■ DO THIS ■
Reproduce the data exactly and drop any pictures it holds.

Records from a data collection

-- -- --

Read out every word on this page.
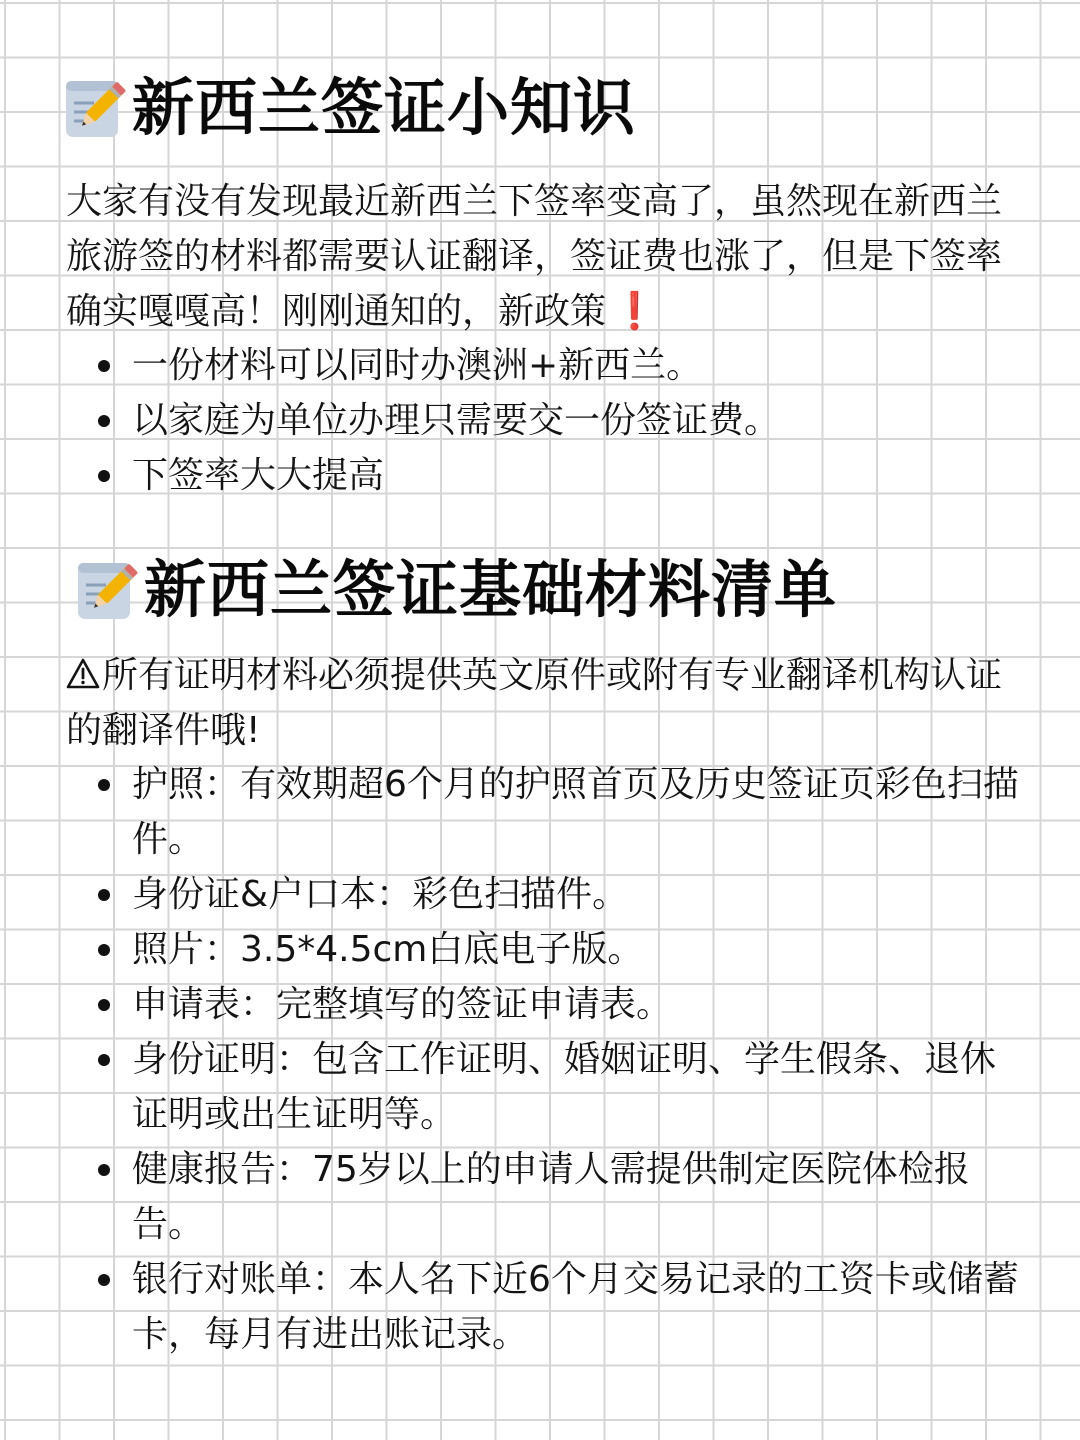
新西兰签证小知识
大家有没有发现最近新西兰下签率变高了，虽然现在新西兰旅游签的材料都需要认证翻译，签证费也涨了，但是下签率确实嘎嘎高！刚刚通知的，新政策 ❗
一份材料可以同时办澳洲+新西兰。
以家庭为单位办理只需要交一份签证费。
下签率大大提高
新西兰签证基础材料清单
所有证明材料必须提供英文原件或附有专业翻译机构认证的翻译件哦!
护照：有效期超6个月的护照首页及历史签证页彩色扫描件。
身份证&户口本：彩色扫描件。
照片：3.5*4.5cm白底电子版。
申请表：完整填写的签证申请表。
身份证明：包含工作证明、婚姻证明、学生假条、退休证明或出生证明等。
健康报告：75岁以上的申请人需提供制定医院体检报告。
银行对账单：本人名下近6个月交易记录的工资卡或储蓄卡，每月有进出账记录。
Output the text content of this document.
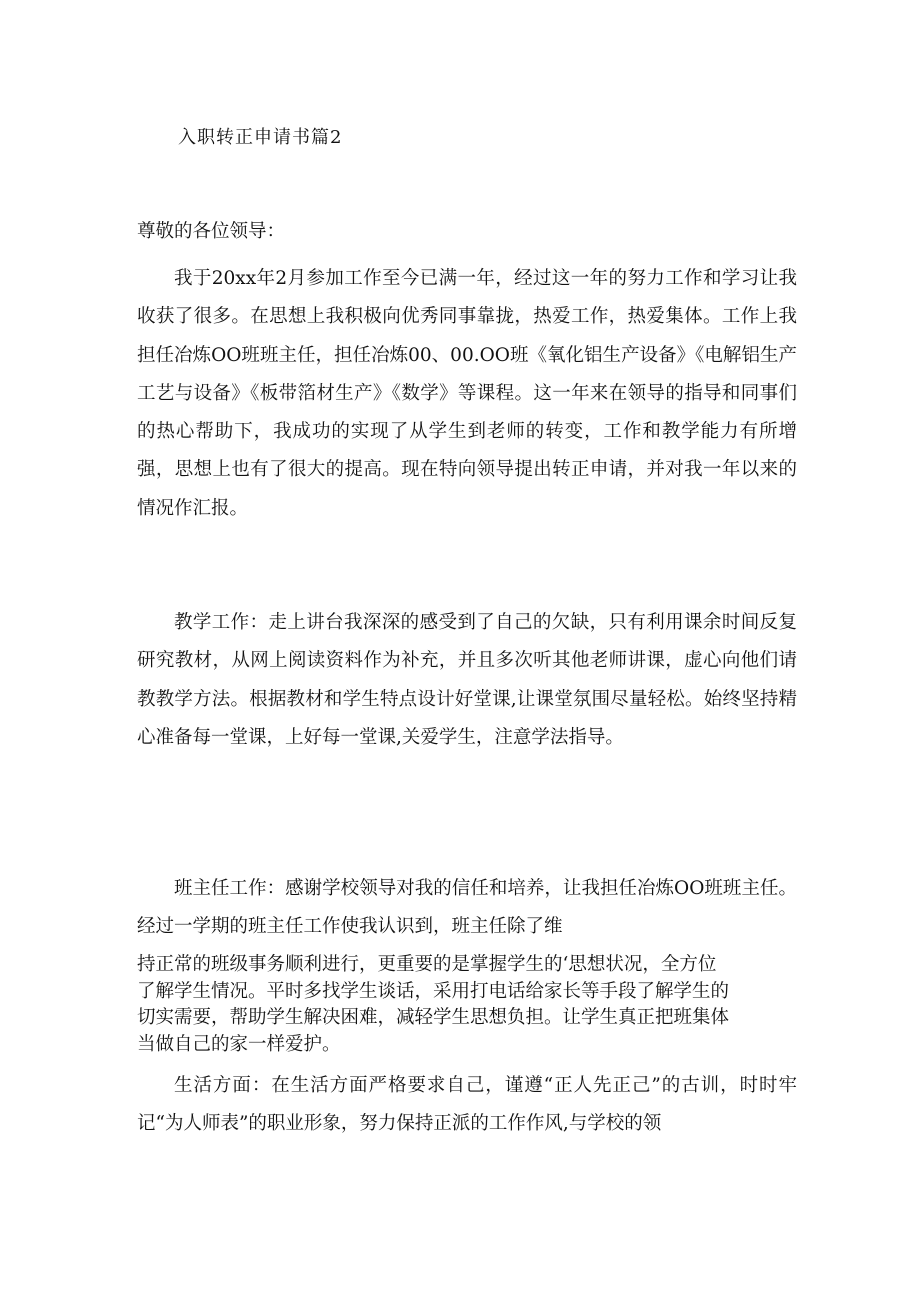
入职转正申请书篇2

尊敬的各位领导：

我于20xx年2月参加工作至今已满一年，经过这一年的努力工作和学习让我收获了很多。在思想上我积极向优秀同事靠拢，热爱工作，热爱集体。工作上我担任冶炼OO班班主任，担任冶炼00、00.OO班《氧化铝生产设备》《电解铝生产工艺与设备》《板带箔材生产》《数学》等课程。这一年来在领导的指导和同事们的热心帮助下，我成功的实现了从学生到老师的转变，工作和教学能力有所增强，思想上也有了很大的提高。现在特向领导提出转正申请，并对我一年以来的情况作汇报。

教学工作：走上讲台我深深的感受到了自己的欠缺，只有利用课余时间反复研究教材，从网上阅读资料作为补充，并且多次听其他老师讲课，虚心向他们请教教学方法。根据教材和学生特点设计好堂课,让课堂氛围尽量轻松。始终坚持精心准备每一堂课，上好每一堂课,关爱学生，注意学法指导。

班主任工作：感谢学校领导对我的信任和培养，让我担任冶炼OO班班主任。经过一学期的班主任工作使我认识到，班主任除了维

持正常的班级事务顺利进行，更重要的是掌握学生的‘思想状况，全方位
了解学生情况。平时多找学生谈话，采用打电话给家长等手段了解学生的
切实需要，帮助学生解决困难，减轻学生思想负担。让学生真正把班集体
当做自己的家一样爱护。

生活方面：在生活方面严格要求自己，谨遵“正人先正己”的古训，时时牢记“为人师表”的职业形象，努力保持正派的工作作风,与学校的领
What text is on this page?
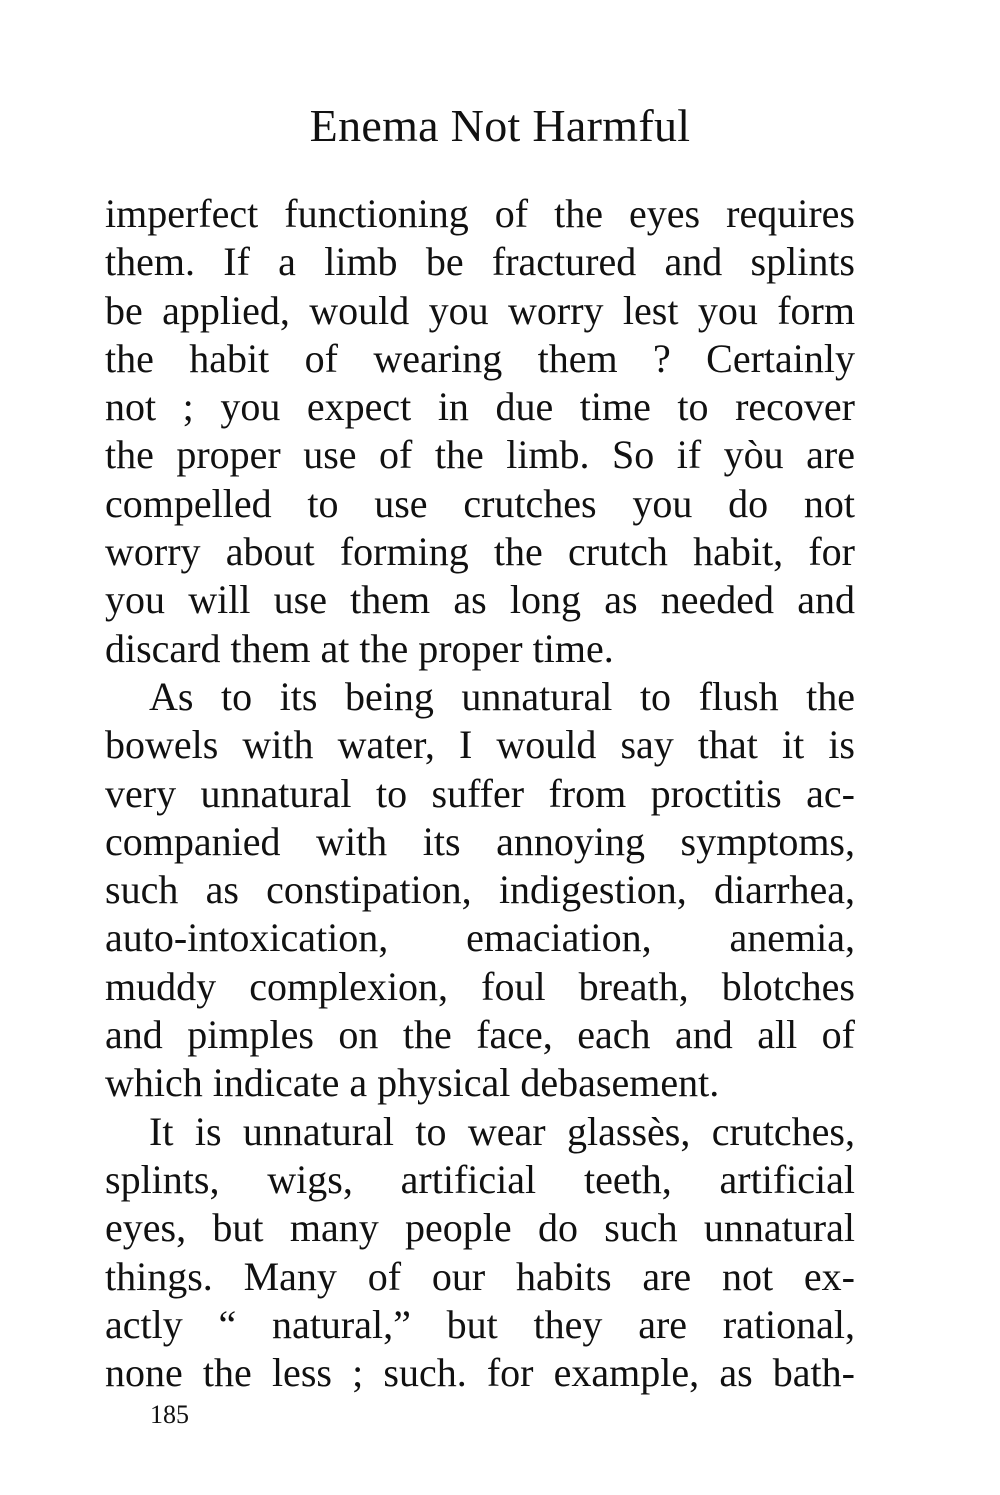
Enema Not Harmful
imperfect functioning of the eyes requires
them. If a limb be fractured and splints
be applied, would you worry lest you form
the habit of wearing them ? Certainly
not ; you expect in due time to recover
the proper use of the limb. So if yòu are
compelled to use crutches you do not
worry about forming the crutch habit, for
you will use them as long as needed and
discard them at the proper time.
As to its being unnatural to flush the
bowels with water, I would say that it is
very unnatural to suffer from proctitis ac-
companied with its annoying symptoms,
such as constipation, indigestion, diarrhea,
auto-intoxication, emaciation, anemia,
muddy complexion, foul breath, blotches
and pimples on the face, each and all of
which indicate a physical debasement.
It is unnatural to wear glassès, crutches,
splints, wigs, artificial teeth, artificial
eyes, but many people do such unnatural
things. Many of our habits are not ex-
actly “ natural,” but they are rational,
none the less ; such. for example, as bath-
185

-- -- --

■ EXPECTED OUTPUT ■
Read out every word on this page.
新西兰签证小知识
大家有没有发现最近新西兰下签率变高了，虽然现在新西兰旅游签的材料都需要认证翻译，签证费也涨了，但是下签率确实嘎嘎高！刚刚通知的，新政策 ❗
一份材料可以同时办澳洲+新西兰。
以家庭为单位办理只需要交一份签证费。
下签率大大提高
新西兰签证基础材料清单
所有证明材料必须提供英文原件或附有专业翻译机构认证的翻译件哦!
护照：有效期超6个月的护照首页及历史签证页彩色扫描件。
身份证&户口本：彩色扫描件。
照片：3.5*4.5cm白底电子版。
申请表：完整填写的签证申请表。
身份证明：包含工作证明、婚姻证明、学生假条、退休证明或出生证明等。
健康报告：75岁以上的申请人需提供制定医院体检报告。
银行对账单：本人名下近6个月交易记录的工资卡或储蓄卡，每月有进出账记录。
Output the text content of this document.
入职转正申请书篇2

尊敬的各位领导：

我于20xx年2月参加工作至今已满一年，经过这一年的努力工作和学习让我收获了很多。在思想上我积极向优秀同事靠拢，热爱工作，热爱集体。工作上我担任冶炼OO班班主任，担任冶炼00、00.OO班《氧化铝生产设备》《电解铝生产工艺与设备》《板带箔材生产》《数学》等课程。这一年来在领导的指导和同事们的热心帮助下，我成功的实现了从学生到老师的转变，工作和教学能力有所增强，思想上也有了很大的提高。现在特向领导提出转正申请，并对我一年以来的情况作汇报。

教学工作：走上讲台我深深的感受到了自己的欠缺，只有利用课余时间反复研究教材，从网上阅读资料作为补充，并且多次听其他老师讲课，虚心向他们请教教学方法。根据教材和学生特点设计好堂课,让课堂氛围尽量轻松。始终坚持精心准备每一堂课，上好每一堂课,关爱学生，注意学法指导。

班主任工作：感谢学校领导对我的信任和培养，让我担任冶炼OO班班主任。经过一学期的班主任工作使我认识到，班主任除了维

持正常的班级事务顺利进行，更重要的是掌握学生的‘思想状况，全方位
了解学生情况。平时多找学生谈话，采用打电话给家长等手段了解学生的
切实需要，帮助学生解决困难，减轻学生思想负担。让学生真正把班集体
当做自己的家一样爱护。

生活方面：在生活方面严格要求自己，谨遵“正人先正己”的古训，时时牢记“为人师表”的职业形象，努力保持正派的工作作风,与学校的领
What text is on this page?
Enema Not Harmful
imperfect functioning of the eyes requires
them. If a limb be fractured and splints
be applied, would you worry lest you form
the habit of wearing them ? Certainly
not ; you expect in due time to recover
the proper use of the limb. So if yòu are
compelled to use crutches you do not
worry about forming the crutch habit, for
you will use them as long as needed and
discard them at the proper time.
As to its being unnatural to flush the
bowels with water, I would say that it is
very unnatural to suffer from proctitis ac-
companied with its annoying symptoms,
such as constipation, indigestion, diarrhea,
auto-intoxication, emaciation, anemia,
muddy complexion, foul breath, blotches
and pimples on the face, each and all of
which indicate a physical debasement.
It is unnatural to wear glassès, crutches,
splints, wigs, artificial teeth, artificial
eyes, but many people do such unnatural
things. Many of our habits are not ex-
actly “ natural,” but they are rational,
none the less ; such. for example, as bath-
185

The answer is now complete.